[SET EXERCISE] Print all entries word for word.

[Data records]
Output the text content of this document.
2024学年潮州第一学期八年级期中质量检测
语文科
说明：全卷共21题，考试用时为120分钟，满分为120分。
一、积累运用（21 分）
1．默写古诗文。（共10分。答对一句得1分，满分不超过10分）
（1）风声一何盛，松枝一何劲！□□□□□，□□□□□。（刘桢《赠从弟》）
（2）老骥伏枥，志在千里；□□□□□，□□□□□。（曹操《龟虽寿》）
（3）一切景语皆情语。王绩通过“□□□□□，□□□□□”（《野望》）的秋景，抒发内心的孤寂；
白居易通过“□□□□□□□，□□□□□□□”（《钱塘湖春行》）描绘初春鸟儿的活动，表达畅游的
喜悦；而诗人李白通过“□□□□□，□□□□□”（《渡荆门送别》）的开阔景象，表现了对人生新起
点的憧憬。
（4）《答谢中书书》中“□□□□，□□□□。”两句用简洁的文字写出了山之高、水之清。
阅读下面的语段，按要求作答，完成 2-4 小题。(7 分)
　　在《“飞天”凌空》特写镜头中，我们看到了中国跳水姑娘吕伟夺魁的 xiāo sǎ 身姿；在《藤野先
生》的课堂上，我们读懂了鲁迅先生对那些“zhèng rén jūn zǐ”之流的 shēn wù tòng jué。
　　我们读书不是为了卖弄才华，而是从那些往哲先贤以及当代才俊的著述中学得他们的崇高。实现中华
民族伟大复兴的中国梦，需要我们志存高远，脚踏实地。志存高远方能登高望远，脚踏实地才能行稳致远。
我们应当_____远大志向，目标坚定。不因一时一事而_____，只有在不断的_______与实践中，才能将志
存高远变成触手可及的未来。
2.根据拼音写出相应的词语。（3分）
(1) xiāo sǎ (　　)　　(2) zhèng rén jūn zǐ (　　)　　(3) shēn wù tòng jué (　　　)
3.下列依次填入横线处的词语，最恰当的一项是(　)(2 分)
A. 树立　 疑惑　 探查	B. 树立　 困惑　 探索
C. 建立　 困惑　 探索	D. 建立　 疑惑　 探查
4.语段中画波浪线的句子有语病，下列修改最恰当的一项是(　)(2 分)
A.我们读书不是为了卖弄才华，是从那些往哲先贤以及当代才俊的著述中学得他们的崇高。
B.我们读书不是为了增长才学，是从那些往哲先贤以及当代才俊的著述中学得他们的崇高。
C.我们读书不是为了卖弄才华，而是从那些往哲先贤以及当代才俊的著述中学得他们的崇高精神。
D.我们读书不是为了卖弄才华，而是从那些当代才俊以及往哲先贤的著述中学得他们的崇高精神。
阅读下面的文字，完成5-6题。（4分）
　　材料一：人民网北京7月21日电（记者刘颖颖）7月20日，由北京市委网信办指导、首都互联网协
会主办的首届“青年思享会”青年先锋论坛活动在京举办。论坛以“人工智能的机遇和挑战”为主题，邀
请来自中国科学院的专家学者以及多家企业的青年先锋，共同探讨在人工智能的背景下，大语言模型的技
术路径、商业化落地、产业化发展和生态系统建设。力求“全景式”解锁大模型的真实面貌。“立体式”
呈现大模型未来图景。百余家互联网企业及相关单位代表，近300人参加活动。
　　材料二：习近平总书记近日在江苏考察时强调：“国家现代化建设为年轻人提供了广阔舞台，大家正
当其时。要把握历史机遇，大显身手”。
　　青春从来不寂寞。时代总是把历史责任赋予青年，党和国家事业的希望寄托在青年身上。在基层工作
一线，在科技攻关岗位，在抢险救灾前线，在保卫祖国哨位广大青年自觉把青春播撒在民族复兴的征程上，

[RESULT]
Output the text content of this document.
2024学年潮州第一学期八年级期中质量检测
语文科
说明：全卷共21题，考试用时为120分钟，满分为120分。
一、积累运用（21 分）
1．默写古诗文。（共10分。答对一句得1分，满分不超过10分）
（1）风声一何盛，松枝一何劲！□□□□□，□□□□□。（刘桢《赠从弟》）
（2）老骥伏枥，志在千里；□□□□□，□□□□□。（曹操《龟虽寿》）
（3）一切景语皆情语。王绩通过“□□□□□，□□□□□”（《野望》）的秋景，抒发内心的孤寂；
白居易通过“□□□□□□□，□□□□□□□”（《钱塘湖春行》）描绘初春鸟儿的活动，表达畅游的
喜悦；而诗人李白通过“□□□□□，□□□□□”（《渡荆门送别》）的开阔景象，表现了对人生新起
点的憧憬。
（4）《答谢中书书》中“□□□□，□□□□。”两句用简洁的文字写出了山之高、水之清。
阅读下面的语段，按要求作答，完成 2-4 小题。(7 分)
　　在《“飞天”凌空》特写镜头中，我们看到了中国跳水姑娘吕伟夺魁的 xiāo sǎ 身姿；在《藤野先
生》的课堂上，我们读懂了鲁迅先生对那些“zhèng rén jūn zǐ”之流的 shēn wù tòng jué。
　　我们读书不是为了卖弄才华，而是从那些往哲先贤以及当代才俊的著述中学得他们的崇高。实现中华
民族伟大复兴的中国梦，需要我们志存高远，脚踏实地。志存高远方能登高望远，脚踏实地才能行稳致远。
我们应当_____远大志向，目标坚定。不因一时一事而_____，只有在不断的_______与实践中，才能将志
存高远变成触手可及的未来。
2.根据拼音写出相应的词语。（3分）
(1) xiāo sǎ (　　)　　(2) zhèng rén jūn zǐ (　　)　　(3) shēn wù tòng jué (　　　)
3.下列依次填入横线处的词语，最恰当的一项是(　)(2 分)
A. 树立　 疑惑　 探查	B. 树立　 困惑　 探索
C. 建立　 困惑　 探索	D. 建立　 疑惑　 探查
4.语段中画波浪线的句子有语病，下列修改最恰当的一项是(　)(2 分)
A.我们读书不是为了卖弄才华，是从那些往哲先贤以及当代才俊的著述中学得他们的崇高。
B.我们读书不是为了增长才学，是从那些往哲先贤以及当代才俊的著述中学得他们的崇高。
C.我们读书不是为了卖弄才华，而是从那些往哲先贤以及当代才俊的著述中学得他们的崇高精神。
D.我们读书不是为了卖弄才华，而是从那些当代才俊以及往哲先贤的著述中学得他们的崇高精神。
阅读下面的文字，完成5-6题。（4分）
　　材料一：人民网北京7月21日电（记者刘颖颖）7月20日，由北京市委网信办指导、首都互联网协
会主办的首届“青年思享会”青年先锋论坛活动在京举办。论坛以“人工智能的机遇和挑战”为主题，邀
请来自中国科学院的专家学者以及多家企业的青年先锋，共同探讨在人工智能的背景下，大语言模型的技
术路径、商业化落地、产业化发展和生态系统建设。力求“全景式”解锁大模型的真实面貌。“立体式”
呈现大模型未来图景。百余家互联网企业及相关单位代表，近300人参加活动。
　　材料二：习近平总书记近日在江苏考察时强调：“国家现代化建设为年轻人提供了广阔舞台，大家正
当其时。要把握历史机遇，大显身手”。
　　青春从来不寂寞。时代总是把历史责任赋予青年，党和国家事业的希望寄托在青年身上。在基层工作
一线，在科技攻关岗位，在抢险救灾前线，在保卫祖国哨位广大青年自觉把青春播撒在民族复兴的征程上，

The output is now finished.